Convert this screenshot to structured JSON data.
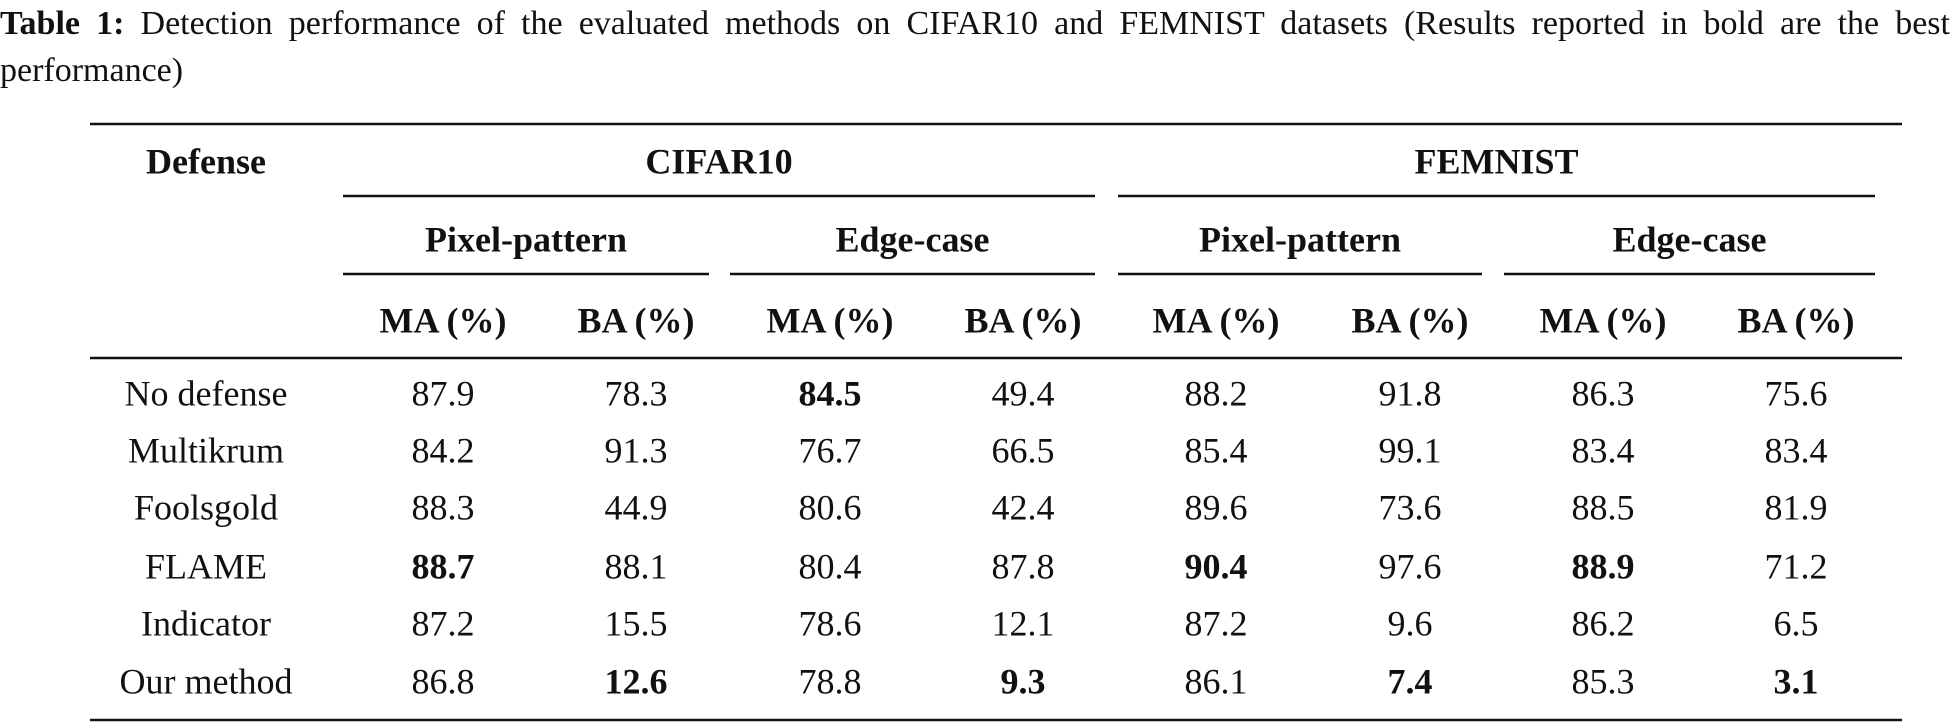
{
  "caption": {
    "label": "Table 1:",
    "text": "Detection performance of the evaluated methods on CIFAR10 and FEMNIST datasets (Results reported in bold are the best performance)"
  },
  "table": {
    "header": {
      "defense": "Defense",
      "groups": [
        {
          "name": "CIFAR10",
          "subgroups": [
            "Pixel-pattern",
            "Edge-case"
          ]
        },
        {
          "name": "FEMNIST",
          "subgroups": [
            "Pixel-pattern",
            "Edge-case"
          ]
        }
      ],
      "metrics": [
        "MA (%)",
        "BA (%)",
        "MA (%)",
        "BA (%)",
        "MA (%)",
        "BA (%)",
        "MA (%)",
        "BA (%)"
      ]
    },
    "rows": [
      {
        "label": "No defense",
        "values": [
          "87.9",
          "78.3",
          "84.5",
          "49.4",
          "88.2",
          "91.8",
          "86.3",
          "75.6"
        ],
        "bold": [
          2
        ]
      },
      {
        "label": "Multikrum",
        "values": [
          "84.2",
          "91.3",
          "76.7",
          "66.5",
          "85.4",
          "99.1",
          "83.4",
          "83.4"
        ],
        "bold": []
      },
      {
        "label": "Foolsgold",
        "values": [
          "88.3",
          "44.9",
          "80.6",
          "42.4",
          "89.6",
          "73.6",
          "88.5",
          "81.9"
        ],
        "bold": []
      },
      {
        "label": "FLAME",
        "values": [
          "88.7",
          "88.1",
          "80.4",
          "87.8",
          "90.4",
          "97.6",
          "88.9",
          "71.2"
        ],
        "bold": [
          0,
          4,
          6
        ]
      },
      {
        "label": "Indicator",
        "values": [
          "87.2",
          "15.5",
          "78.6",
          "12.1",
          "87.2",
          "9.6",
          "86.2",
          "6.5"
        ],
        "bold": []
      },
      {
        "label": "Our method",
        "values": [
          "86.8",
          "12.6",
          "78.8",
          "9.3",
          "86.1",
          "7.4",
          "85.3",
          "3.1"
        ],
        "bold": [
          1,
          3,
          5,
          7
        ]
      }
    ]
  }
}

++++++

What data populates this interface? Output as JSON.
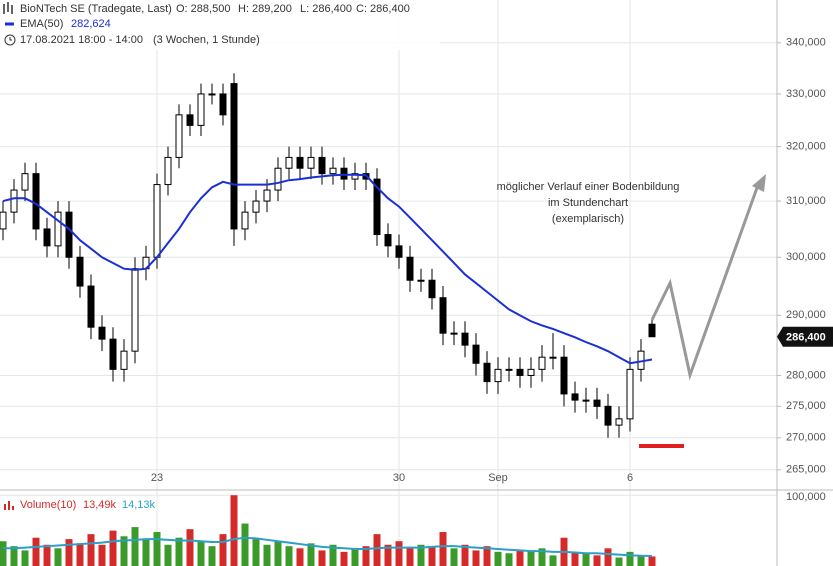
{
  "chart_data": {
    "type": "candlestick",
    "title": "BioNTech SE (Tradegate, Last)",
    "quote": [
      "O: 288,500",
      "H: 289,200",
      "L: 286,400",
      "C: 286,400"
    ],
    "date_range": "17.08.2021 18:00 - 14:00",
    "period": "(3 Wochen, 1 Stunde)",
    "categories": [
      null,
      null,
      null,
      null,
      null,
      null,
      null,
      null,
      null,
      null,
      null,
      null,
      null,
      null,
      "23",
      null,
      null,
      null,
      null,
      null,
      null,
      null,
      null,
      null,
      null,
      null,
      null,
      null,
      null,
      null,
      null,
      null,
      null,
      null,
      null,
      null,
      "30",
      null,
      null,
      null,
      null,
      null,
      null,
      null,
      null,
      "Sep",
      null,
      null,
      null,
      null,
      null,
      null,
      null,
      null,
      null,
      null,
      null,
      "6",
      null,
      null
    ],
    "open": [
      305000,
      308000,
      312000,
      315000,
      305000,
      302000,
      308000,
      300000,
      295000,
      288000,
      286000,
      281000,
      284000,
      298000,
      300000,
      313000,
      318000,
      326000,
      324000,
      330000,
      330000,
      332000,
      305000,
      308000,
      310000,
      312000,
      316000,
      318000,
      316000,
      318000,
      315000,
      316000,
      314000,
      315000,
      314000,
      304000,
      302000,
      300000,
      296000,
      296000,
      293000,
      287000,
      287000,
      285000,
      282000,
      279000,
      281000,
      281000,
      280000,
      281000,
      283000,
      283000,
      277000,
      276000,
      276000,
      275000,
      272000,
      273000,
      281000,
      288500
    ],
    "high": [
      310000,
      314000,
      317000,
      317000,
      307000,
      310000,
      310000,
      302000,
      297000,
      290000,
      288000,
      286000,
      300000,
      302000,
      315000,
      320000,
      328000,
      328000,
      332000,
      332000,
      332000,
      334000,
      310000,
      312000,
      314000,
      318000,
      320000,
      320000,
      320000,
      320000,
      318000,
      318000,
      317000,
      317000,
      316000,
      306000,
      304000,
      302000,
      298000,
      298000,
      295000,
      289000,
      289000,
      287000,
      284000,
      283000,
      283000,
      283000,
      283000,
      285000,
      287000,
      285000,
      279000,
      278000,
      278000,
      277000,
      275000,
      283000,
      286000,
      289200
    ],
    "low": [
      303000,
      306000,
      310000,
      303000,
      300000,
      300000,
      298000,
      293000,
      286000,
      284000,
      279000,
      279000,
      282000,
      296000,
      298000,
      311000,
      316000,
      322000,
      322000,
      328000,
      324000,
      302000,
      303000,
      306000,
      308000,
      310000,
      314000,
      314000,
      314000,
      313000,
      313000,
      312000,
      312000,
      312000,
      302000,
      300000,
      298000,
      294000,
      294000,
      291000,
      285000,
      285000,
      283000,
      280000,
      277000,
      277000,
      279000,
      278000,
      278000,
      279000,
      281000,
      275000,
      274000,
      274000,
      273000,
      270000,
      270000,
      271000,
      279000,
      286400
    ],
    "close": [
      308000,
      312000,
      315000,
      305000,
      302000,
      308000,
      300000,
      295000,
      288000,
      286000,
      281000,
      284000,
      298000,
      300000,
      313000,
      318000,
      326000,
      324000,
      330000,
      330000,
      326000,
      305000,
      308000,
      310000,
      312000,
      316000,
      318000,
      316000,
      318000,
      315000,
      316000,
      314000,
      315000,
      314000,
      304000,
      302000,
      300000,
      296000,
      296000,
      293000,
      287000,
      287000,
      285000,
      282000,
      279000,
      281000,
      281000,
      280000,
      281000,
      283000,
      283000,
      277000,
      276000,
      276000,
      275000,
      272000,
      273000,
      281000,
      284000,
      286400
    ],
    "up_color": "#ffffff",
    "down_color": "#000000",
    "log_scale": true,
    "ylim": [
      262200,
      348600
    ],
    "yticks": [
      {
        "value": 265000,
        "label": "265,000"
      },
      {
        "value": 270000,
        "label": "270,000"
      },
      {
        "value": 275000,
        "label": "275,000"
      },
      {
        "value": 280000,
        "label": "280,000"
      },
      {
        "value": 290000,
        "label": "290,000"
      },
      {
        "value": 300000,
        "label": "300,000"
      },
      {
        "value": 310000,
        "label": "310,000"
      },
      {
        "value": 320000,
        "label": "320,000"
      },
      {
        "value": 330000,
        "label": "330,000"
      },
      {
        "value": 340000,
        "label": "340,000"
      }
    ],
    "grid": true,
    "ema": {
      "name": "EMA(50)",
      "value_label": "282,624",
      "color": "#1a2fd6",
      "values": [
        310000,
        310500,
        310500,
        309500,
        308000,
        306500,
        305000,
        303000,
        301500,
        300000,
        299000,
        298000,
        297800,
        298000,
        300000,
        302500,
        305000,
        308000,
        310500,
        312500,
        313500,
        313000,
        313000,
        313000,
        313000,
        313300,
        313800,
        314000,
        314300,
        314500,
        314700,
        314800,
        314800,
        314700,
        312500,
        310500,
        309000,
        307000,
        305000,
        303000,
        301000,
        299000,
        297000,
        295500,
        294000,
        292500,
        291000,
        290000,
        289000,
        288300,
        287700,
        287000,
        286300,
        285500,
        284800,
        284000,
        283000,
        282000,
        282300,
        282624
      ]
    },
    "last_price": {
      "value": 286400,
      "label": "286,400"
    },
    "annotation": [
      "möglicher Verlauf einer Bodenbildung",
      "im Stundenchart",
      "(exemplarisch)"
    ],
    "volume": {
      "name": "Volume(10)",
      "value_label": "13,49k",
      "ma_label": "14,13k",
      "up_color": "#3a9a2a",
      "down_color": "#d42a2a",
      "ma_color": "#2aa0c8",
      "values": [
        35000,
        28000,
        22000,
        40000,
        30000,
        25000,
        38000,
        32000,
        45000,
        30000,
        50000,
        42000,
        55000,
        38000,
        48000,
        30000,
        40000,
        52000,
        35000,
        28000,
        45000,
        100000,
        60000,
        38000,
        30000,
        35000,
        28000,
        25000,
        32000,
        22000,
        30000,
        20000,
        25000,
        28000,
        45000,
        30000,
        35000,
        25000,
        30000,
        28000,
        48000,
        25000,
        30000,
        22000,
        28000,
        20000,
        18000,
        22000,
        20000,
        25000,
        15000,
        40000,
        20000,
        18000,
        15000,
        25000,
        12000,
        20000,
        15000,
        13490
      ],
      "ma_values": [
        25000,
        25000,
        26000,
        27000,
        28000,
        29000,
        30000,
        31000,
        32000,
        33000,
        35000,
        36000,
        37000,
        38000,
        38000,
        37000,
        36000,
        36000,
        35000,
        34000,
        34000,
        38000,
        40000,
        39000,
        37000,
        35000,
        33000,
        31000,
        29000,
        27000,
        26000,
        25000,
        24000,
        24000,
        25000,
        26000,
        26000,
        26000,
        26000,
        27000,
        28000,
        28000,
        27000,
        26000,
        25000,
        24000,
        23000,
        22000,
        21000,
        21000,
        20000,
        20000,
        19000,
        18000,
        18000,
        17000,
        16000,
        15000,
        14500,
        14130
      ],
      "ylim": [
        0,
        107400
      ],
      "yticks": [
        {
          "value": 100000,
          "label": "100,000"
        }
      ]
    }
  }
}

++++++

| WORK REQUIRED |
Which lines of the material contain the string "name"? List each of them.

| FINISHED TASK |
          "name": "CIFAR10",
          "name": "FEMNIST",
      "name": "EMA(50)",
      "name": "Volume(10)",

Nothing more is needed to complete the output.